# DO THIS
Reproduce the data exactly and drop any pictures it holds.
+++++
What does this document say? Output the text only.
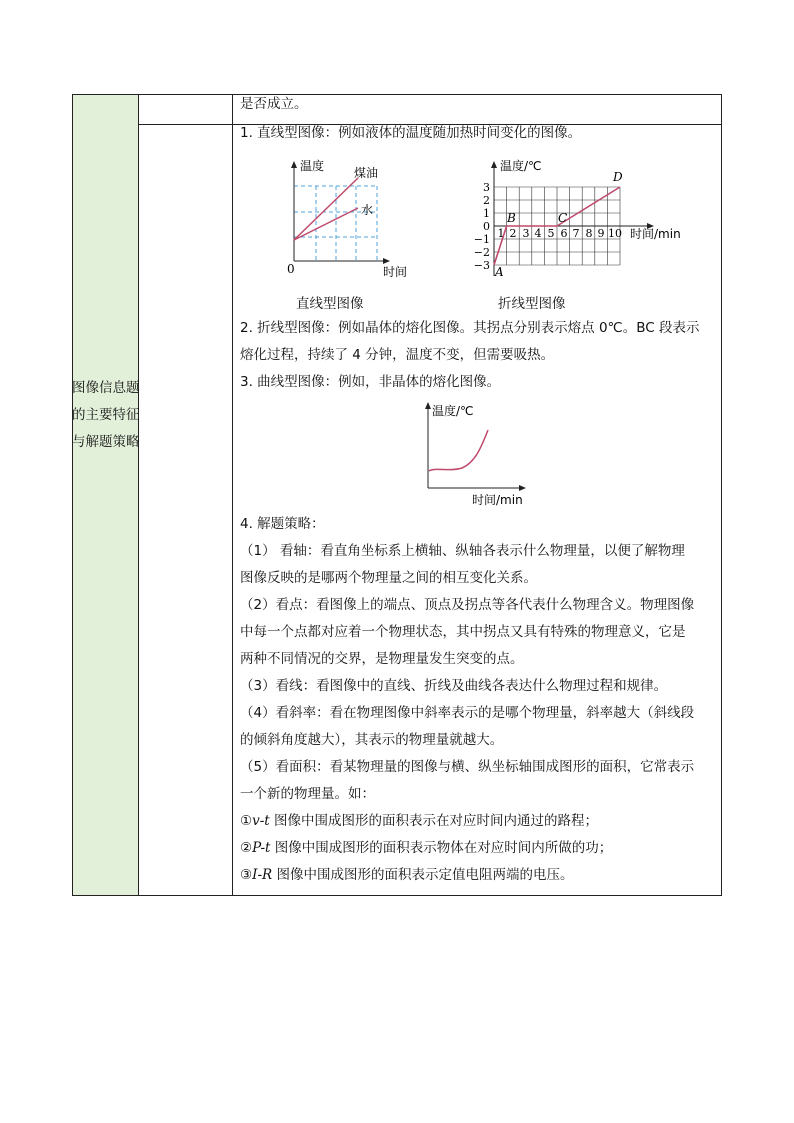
是否成立。
图像信息题
的主要特征
与解题策略
1. 直线型图像：例如液体的温度随加热时间变化的图像。
温度 煤油
水
0	时间
直线型图像
温度/℃
3
2
1
0
−1
−2
−3
1 2 3 4 5 6 7 8 9 10
A
B	C
D
时间/min
折线型图像
2. 折线型图像：例如晶体的熔化图像。其拐点分别表示熔点 0℃。BC 段表示
熔化过程，持续了 4 分钟，温度不变，但需要吸热。
3. 曲线型图像：例如，非晶体的熔化图像。
温度/℃
时间/min
4. 解题策略：
（1） 看轴：看直角坐标系上横轴、纵轴各表示什么物理量，以便了解物理
图像反映的是哪两个物理量之间的相互变化关系。
（2）看点：看图像上的端点、顶点及拐点等各代表什么物理含义。物理图像
中每一个点都对应着一个物理状态，其中拐点又具有特殊的物理意义，它是
两种不同情况的交界，是物理量发生突变的点。
（3）看线：看图像中的直线、折线及曲线各表达什么物理过程和规律。
（4）看斜率：看在物理图像中斜率表示的是哪个物理量，斜率越大（斜线段
的倾斜角度越大），其表示的物理量就越大。
（5）看面积：看某物理量的图像与横、纵坐标轴围成图形的面积，它常表示
一个新的物理量。如：
①v-t 图像中围成图形的面积表示在对应时间内通过的路程；
②P-t 图像中围成图形的面积表示物体在对应时间内所做的功；
③I-R 图像中围成图形的面积表示定值电阻两端的电压。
+++++
# TASK ANSWER
What does this document say? Output the text only.
是否成立。
图像信息题
的主要特征
与解题策略
1. 直线型图像：例如液体的温度随加热时间变化的图像。
温度 煤油
水
0	时间
直线型图像
温度/℃
3
2
1
0
−1
−2
−3
1 2 3 4 5 6 7 8 9 10
A
B	C
D
时间/min
折线型图像
2. 折线型图像：例如晶体的熔化图像。其拐点分别表示熔点 0℃。BC 段表示
熔化过程，持续了 4 分钟，温度不变，但需要吸热。
3. 曲线型图像：例如，非晶体的熔化图像。
温度/℃
时间/min
4. 解题策略：
（1） 看轴：看直角坐标系上横轴、纵轴各表示什么物理量，以便了解物理
图像反映的是哪两个物理量之间的相互变化关系。
（2）看点：看图像上的端点、顶点及拐点等各代表什么物理含义。物理图像
中每一个点都对应着一个物理状态，其中拐点又具有特殊的物理意义，它是
两种不同情况的交界，是物理量发生突变的点。
（3）看线：看图像中的直线、折线及曲线各表达什么物理过程和规律。
（4）看斜率：看在物理图像中斜率表示的是哪个物理量，斜率越大（斜线段
的倾斜角度越大），其表示的物理量就越大。
（5）看面积：看某物理量的图像与横、纵坐标轴围成图形的面积，它常表示
一个新的物理量。如：
①v-t 图像中围成图形的面积表示在对应时间内通过的路程；
②P-t 图像中围成图形的面积表示物体在对应时间内所做的功；
③I-R 图像中围成图形的面积表示定值电阻两端的电压。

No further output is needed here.